--- DATA LINES ---
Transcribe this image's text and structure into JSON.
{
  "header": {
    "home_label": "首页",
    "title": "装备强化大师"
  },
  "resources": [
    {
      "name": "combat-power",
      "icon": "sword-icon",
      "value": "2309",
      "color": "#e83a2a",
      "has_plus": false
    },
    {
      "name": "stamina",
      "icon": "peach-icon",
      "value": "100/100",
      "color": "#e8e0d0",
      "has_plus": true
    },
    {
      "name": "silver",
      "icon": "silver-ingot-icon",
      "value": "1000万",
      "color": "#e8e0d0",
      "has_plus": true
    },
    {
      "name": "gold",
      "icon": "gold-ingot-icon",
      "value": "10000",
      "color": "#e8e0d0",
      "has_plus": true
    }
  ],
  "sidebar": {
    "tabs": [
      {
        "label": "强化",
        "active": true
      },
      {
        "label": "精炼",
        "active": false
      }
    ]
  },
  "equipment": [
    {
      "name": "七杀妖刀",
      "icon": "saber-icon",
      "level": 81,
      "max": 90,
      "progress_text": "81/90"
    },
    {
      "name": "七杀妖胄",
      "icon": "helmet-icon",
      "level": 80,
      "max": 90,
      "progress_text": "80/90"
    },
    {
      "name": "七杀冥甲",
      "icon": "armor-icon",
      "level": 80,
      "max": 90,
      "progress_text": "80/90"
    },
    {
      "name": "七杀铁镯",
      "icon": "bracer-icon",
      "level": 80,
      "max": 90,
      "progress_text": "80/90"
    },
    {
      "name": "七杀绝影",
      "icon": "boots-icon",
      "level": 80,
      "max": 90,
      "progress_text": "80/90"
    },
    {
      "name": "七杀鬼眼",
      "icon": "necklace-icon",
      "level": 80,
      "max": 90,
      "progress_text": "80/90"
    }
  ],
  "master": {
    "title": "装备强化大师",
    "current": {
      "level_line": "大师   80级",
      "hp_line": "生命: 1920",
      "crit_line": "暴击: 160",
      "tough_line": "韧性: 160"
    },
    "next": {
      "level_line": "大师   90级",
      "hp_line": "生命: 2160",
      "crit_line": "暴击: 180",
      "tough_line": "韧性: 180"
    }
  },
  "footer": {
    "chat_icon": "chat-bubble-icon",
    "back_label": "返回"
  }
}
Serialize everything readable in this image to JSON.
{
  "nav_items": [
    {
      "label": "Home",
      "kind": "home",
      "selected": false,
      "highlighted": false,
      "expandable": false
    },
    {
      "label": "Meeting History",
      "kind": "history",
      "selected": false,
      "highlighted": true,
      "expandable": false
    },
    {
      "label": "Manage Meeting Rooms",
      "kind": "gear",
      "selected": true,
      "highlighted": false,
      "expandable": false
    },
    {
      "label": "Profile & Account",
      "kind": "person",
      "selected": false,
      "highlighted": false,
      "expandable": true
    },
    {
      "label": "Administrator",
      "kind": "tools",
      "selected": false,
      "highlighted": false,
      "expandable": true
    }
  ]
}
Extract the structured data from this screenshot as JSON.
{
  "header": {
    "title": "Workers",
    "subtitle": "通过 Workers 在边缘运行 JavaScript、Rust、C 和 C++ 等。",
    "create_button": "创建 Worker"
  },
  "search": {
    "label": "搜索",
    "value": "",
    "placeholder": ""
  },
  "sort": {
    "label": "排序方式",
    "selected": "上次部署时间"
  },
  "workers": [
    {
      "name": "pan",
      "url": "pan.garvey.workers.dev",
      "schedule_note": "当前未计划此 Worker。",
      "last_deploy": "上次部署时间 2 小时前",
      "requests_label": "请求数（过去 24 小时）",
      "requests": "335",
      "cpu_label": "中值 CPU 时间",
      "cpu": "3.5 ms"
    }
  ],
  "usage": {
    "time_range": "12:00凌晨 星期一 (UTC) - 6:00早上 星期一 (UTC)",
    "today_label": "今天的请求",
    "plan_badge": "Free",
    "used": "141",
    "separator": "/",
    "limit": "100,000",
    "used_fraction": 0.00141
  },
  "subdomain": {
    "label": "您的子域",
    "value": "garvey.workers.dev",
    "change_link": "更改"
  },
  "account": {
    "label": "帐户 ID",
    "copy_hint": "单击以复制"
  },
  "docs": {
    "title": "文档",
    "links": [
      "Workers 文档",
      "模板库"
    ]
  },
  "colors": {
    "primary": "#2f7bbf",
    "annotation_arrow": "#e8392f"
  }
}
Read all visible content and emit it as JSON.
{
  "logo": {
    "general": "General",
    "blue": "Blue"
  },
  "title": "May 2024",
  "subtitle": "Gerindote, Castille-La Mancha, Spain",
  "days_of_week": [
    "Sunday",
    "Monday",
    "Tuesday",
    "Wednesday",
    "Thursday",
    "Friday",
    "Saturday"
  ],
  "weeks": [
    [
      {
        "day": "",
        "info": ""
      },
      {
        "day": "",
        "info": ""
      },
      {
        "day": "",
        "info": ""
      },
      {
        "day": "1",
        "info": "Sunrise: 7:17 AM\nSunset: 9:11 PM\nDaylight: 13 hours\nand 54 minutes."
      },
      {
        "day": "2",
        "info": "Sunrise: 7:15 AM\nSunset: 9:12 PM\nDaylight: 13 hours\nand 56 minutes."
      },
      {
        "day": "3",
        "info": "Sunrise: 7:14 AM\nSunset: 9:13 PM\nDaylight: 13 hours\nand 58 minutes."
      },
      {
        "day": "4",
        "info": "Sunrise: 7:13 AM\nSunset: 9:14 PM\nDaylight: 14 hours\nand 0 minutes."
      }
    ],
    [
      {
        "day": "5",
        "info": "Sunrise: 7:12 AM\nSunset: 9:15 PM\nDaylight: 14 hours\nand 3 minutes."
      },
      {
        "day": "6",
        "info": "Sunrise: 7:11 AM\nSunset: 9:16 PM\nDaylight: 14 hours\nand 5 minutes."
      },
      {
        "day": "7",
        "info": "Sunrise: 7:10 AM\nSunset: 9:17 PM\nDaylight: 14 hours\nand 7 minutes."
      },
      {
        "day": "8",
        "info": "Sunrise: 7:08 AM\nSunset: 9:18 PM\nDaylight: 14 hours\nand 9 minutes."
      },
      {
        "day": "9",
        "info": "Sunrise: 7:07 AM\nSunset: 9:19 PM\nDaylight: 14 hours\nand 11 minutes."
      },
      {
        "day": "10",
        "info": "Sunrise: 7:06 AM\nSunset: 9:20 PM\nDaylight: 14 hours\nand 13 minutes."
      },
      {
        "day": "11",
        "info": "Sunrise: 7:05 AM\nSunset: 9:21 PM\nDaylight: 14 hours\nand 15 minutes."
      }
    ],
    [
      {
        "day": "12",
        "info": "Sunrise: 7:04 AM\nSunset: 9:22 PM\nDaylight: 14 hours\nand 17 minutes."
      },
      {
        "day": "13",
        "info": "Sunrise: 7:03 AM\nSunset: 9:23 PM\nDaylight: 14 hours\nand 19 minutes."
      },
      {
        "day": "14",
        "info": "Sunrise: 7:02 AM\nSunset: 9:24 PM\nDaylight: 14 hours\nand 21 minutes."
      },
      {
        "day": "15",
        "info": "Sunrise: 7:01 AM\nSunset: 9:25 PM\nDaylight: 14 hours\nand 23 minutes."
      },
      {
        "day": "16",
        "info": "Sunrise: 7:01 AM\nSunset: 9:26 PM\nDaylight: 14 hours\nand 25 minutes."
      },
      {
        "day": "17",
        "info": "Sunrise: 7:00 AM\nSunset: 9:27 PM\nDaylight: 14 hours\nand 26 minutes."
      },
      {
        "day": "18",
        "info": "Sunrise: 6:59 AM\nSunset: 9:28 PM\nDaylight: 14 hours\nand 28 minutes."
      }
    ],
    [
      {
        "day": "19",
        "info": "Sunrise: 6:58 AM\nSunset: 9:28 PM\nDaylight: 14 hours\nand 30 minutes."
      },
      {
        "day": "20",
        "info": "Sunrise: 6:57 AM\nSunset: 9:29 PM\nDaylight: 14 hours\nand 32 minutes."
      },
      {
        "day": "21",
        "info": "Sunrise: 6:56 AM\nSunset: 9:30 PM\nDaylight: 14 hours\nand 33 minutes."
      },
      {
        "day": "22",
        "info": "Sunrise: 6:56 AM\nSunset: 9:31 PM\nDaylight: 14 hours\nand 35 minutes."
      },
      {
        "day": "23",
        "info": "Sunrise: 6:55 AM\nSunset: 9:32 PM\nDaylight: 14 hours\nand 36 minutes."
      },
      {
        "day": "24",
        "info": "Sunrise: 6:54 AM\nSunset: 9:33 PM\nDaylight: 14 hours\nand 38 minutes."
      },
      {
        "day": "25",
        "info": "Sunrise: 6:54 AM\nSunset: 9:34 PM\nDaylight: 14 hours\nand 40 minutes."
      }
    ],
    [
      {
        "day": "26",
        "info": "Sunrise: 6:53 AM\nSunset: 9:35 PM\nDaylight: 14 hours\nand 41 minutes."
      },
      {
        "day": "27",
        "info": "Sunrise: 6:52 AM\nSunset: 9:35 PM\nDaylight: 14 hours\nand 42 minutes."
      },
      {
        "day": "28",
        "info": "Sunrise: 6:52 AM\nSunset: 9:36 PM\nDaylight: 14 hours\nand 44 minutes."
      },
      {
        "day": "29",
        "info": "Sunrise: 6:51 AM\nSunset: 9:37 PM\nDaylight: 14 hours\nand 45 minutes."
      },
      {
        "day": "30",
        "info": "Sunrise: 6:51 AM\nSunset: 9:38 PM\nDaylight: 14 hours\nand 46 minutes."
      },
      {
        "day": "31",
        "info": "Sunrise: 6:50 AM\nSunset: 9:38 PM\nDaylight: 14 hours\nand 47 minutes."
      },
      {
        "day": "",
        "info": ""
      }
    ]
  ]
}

--- WRITTEN INSTRUCTION ---
Look for lines containing the string "subtitle" and copy them all.

--- SOLUTION TO THIS PROBLEM ---
    "subtitle": "通过 Workers 在边缘运行 JavaScript、Rust、C 和 C++ 等。",
  "subtitle": "Gerindote, Castille-La Mancha, Spain",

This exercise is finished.